(Given task)
Rewrite the listing below, replacing "x-tick-label" with "x-axis-tick" and changing nothing else. Leave out the pictures.

(Provided records)
- - - - -

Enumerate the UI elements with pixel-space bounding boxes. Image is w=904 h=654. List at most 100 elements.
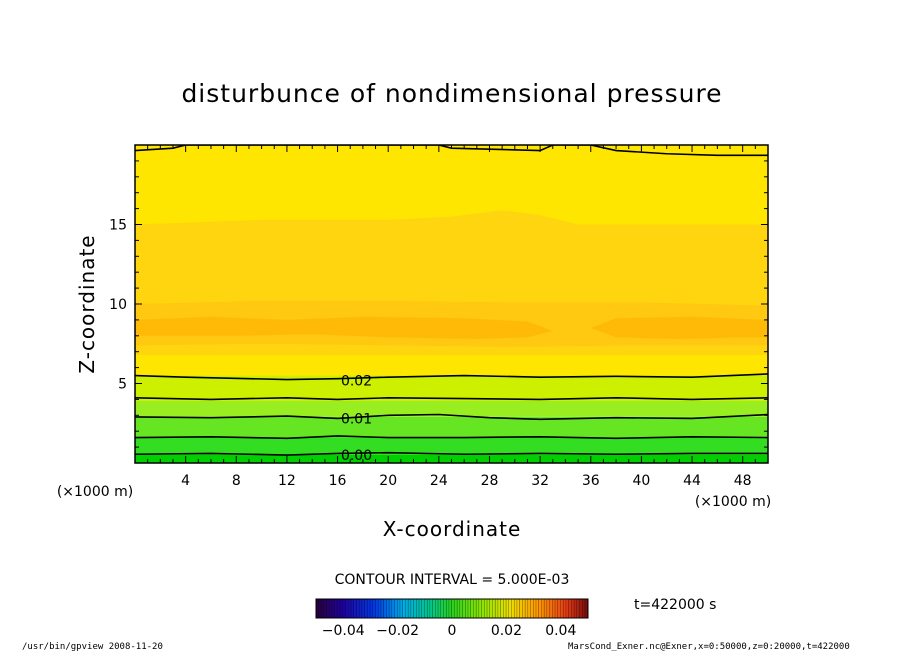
colorbar-cell <box>424 599 428 618</box>
x-tick-label: 12 <box>278 473 296 489</box>
colorbar-frame <box>315 598 589 619</box>
colorbar-cell <box>547 599 551 618</box>
contour-labels: 0.02 0.01 0.00 <box>341 373 372 464</box>
colorbar-cell <box>571 599 575 618</box>
colorbar-cell <box>419 599 423 618</box>
colorbar-cell <box>552 599 556 618</box>
colorbar-cell <box>362 599 366 618</box>
contour-line-4 <box>135 373 768 381</box>
colorbar-cell <box>481 599 485 618</box>
contour-label-0: 0.02 <box>341 373 372 389</box>
colorbar-cell <box>568 599 572 618</box>
x-tick-label: 20 <box>379 473 397 489</box>
filled-band-2 <box>135 416 768 438</box>
colorbar-cell <box>378 599 382 618</box>
colorbar-cell <box>579 599 583 618</box>
colorbar-cell <box>394 599 398 618</box>
contour-label-2: 0.00 <box>341 448 372 464</box>
y-unit-label: (×1000 m) <box>57 484 133 500</box>
colorbar-tick-label: 0.02 <box>491 623 522 639</box>
colorbar-cell <box>389 599 393 618</box>
colorbar-cell <box>354 599 358 618</box>
x-tick-label: 28 <box>481 473 499 489</box>
colorbar-tick-label: −0.04 <box>322 623 365 639</box>
colorbar-cell <box>345 599 349 618</box>
colorbar-cell <box>520 599 524 618</box>
filled-band-9 <box>590 316 768 339</box>
colorbar-cell <box>460 599 464 618</box>
colorbar-cell <box>326 599 330 618</box>
colorbar-cell <box>318 599 322 618</box>
contour-line-0 <box>135 451 768 456</box>
colorbar-cell <box>541 599 545 618</box>
contour-line-3 <box>135 397 768 401</box>
colorbar-cell <box>381 599 385 618</box>
colorbar-cell <box>479 599 483 618</box>
x-tick-label: 4 <box>181 473 190 489</box>
colorbar-cell <box>566 599 570 618</box>
contour-line-2 <box>135 413 768 421</box>
colorbar-cell <box>351 599 355 618</box>
x-tick-label: 24 <box>430 473 448 489</box>
colorbar-cell <box>528 599 532 618</box>
colorbar-cell <box>487 599 491 618</box>
colorbar-cell <box>468 599 472 618</box>
colorbar-cell <box>413 599 417 618</box>
contour-label-1: 0.01 <box>341 411 372 427</box>
y-tick-label: 15 <box>109 218 127 234</box>
colorbar-cell <box>473 599 477 618</box>
colorbar-cell <box>405 599 409 618</box>
colorbar-cell <box>498 599 502 618</box>
colorbar-cell <box>449 599 453 618</box>
colorbar-cell <box>432 599 436 618</box>
colorbar-cell <box>446 599 450 618</box>
colorbar-cell <box>373 599 377 618</box>
filled-bands <box>135 145 768 463</box>
colorbar-cell <box>506 599 510 618</box>
footer-left: /usr/bin/gpview 2008-11-20 <box>22 642 163 652</box>
colorbar-cell <box>356 599 360 618</box>
colorbar-cell <box>490 599 494 618</box>
colorbar-cell <box>392 599 396 618</box>
colorbar-cell <box>560 599 564 618</box>
x-unit-label: (×1000 m) <box>695 494 771 510</box>
x-tick-label: 8 <box>232 473 241 489</box>
colorbar-cell <box>397 599 401 618</box>
colorbar-cell <box>525 599 529 618</box>
colorbar-cell <box>471 599 475 618</box>
colorbar-cell <box>549 599 553 618</box>
colorbar-cell <box>408 599 412 618</box>
colorbar <box>316 599 589 618</box>
colorbar-cell <box>465 599 469 618</box>
colorbar-cell <box>329 599 333 618</box>
colorbar-cell <box>522 599 526 618</box>
colorbar-cell <box>348 599 352 618</box>
colorbar-cell <box>484 599 488 618</box>
colorbar-cell <box>555 599 559 618</box>
colorbar-cell <box>324 599 328 618</box>
contour-line-1 <box>135 435 768 440</box>
y-tick-label: 5 <box>118 377 127 393</box>
colorbar-cell <box>457 599 461 618</box>
colorbar-cell <box>335 599 339 618</box>
colorbar-cell <box>514 599 518 618</box>
filled-band-3 <box>135 400 768 417</box>
colorbar-cell <box>533 599 537 618</box>
y-tick-label: 10 <box>109 297 127 313</box>
colorbar-cell <box>585 599 589 618</box>
colorbar-cell <box>530 599 534 618</box>
colorbar-cell <box>563 599 567 618</box>
colorbar-cell <box>536 599 540 618</box>
colorbar-cell <box>495 599 499 618</box>
colorbar-cell <box>441 599 445 618</box>
colorbar-cell <box>422 599 426 618</box>
colorbar-cell <box>452 599 456 618</box>
colorbar-cell <box>454 599 458 618</box>
x-tick-label: 32 <box>531 473 549 489</box>
colorbar-cell <box>375 599 379 618</box>
colorbar-cell <box>539 599 543 618</box>
colorbar-cell <box>582 599 586 618</box>
colorbar-cell <box>359 599 363 618</box>
contour-interval-label: CONTOUR INTERVAL = 5.000E-03 <box>335 572 570 588</box>
colorbar-cell <box>364 599 368 618</box>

- - - - -

(The answer)
Enumerate the UI elements with pixel-space bounding boxes. Image is w=904 h=654. List at most 100 elements.
colorbar-cell <box>424 599 428 618</box>
x-axis-tick: 12 <box>278 473 296 489</box>
colorbar-frame <box>315 598 589 619</box>
colorbar-cell <box>547 599 551 618</box>
contour-labels: 0.02 0.01 0.00 <box>341 373 372 464</box>
colorbar-cell <box>571 599 575 618</box>
colorbar-cell <box>419 599 423 618</box>
colorbar-cell <box>552 599 556 618</box>
colorbar-cell <box>362 599 366 618</box>
contour-line-4 <box>135 373 768 381</box>
colorbar-cell <box>481 599 485 618</box>
contour-label-0: 0.02 <box>341 373 372 389</box>
colorbar-cell <box>568 599 572 618</box>
x-axis-tick: 20 <box>379 473 397 489</box>
filled-band-2 <box>135 416 768 438</box>
colorbar-cell <box>378 599 382 618</box>
colorbar-cell <box>579 599 583 618</box>
colorbar-cell <box>394 599 398 618</box>
contour-label-2: 0.00 <box>341 448 372 464</box>
y-unit-label: (×1000 m) <box>57 484 133 500</box>
colorbar-tick-label: 0.02 <box>491 623 522 639</box>
colorbar-cell <box>389 599 393 618</box>
colorbar-cell <box>354 599 358 618</box>
x-axis-tick: 28 <box>481 473 499 489</box>
colorbar-tick-label: −0.04 <box>322 623 365 639</box>
colorbar-cell <box>345 599 349 618</box>
colorbar-cell <box>520 599 524 618</box>
filled-band-9 <box>590 316 768 339</box>
colorbar-cell <box>460 599 464 618</box>
colorbar-cell <box>326 599 330 618</box>
colorbar-cell <box>318 599 322 618</box>
contour-line-0 <box>135 451 768 456</box>
colorbar-cell <box>541 599 545 618</box>
contour-line-3 <box>135 397 768 401</box>
colorbar-cell <box>381 599 385 618</box>
colorbar-cell <box>479 599 483 618</box>
x-axis-tick: 4 <box>181 473 190 489</box>
colorbar-cell <box>566 599 570 618</box>
contour-line-2 <box>135 413 768 421</box>
colorbar-cell <box>351 599 355 618</box>
x-axis-tick: 24 <box>430 473 448 489</box>
colorbar-cell <box>528 599 532 618</box>
colorbar-cell <box>487 599 491 618</box>
colorbar-cell <box>468 599 472 618</box>
colorbar-cell <box>413 599 417 618</box>
contour-label-1: 0.01 <box>341 411 372 427</box>
y-tick-label: 15 <box>109 218 127 234</box>
colorbar-cell <box>473 599 477 618</box>
colorbar-cell <box>405 599 409 618</box>
colorbar-cell <box>498 599 502 618</box>
colorbar-cell <box>449 599 453 618</box>
colorbar-cell <box>432 599 436 618</box>
colorbar-cell <box>446 599 450 618</box>
colorbar-cell <box>373 599 377 618</box>
filled-bands <box>135 145 768 463</box>
colorbar-cell <box>506 599 510 618</box>
footer-left: /usr/bin/gpview 2008-11-20 <box>22 642 163 652</box>
colorbar-cell <box>356 599 360 618</box>
colorbar-cell <box>490 599 494 618</box>
colorbar-cell <box>392 599 396 618</box>
colorbar-cell <box>560 599 564 618</box>
x-unit-label: (×1000 m) <box>695 494 771 510</box>
x-axis-tick: 8 <box>232 473 241 489</box>
colorbar-cell <box>397 599 401 618</box>
colorbar-cell <box>525 599 529 618</box>
colorbar-cell <box>471 599 475 618</box>
colorbar-cell <box>549 599 553 618</box>
colorbar-cell <box>408 599 412 618</box>
colorbar <box>316 599 589 618</box>
colorbar-cell <box>465 599 469 618</box>
colorbar-cell <box>329 599 333 618</box>
colorbar-cell <box>522 599 526 618</box>
colorbar-cell <box>348 599 352 618</box>
colorbar-cell <box>484 599 488 618</box>
colorbar-cell <box>555 599 559 618</box>
colorbar-cell <box>324 599 328 618</box>
contour-line-1 <box>135 435 768 440</box>
y-tick-label: 5 <box>118 377 127 393</box>
colorbar-cell <box>457 599 461 618</box>
colorbar-cell <box>335 599 339 618</box>
colorbar-cell <box>514 599 518 618</box>
filled-band-3 <box>135 400 768 417</box>
colorbar-cell <box>533 599 537 618</box>
y-tick-label: 10 <box>109 297 127 313</box>
colorbar-cell <box>585 599 589 618</box>
colorbar-cell <box>530 599 534 618</box>
colorbar-cell <box>563 599 567 618</box>
colorbar-cell <box>536 599 540 618</box>
colorbar-cell <box>495 599 499 618</box>
colorbar-cell <box>441 599 445 618</box>
colorbar-cell <box>422 599 426 618</box>
colorbar-cell <box>452 599 456 618</box>
colorbar-cell <box>454 599 458 618</box>
x-axis-tick: 32 <box>531 473 549 489</box>
colorbar-cell <box>375 599 379 618</box>
colorbar-cell <box>539 599 543 618</box>
colorbar-cell <box>582 599 586 618</box>
colorbar-cell <box>359 599 363 618</box>
contour-interval-label: CONTOUR INTERVAL = 5.000E-03 <box>335 572 570 588</box>
colorbar-cell <box>364 599 368 618</box>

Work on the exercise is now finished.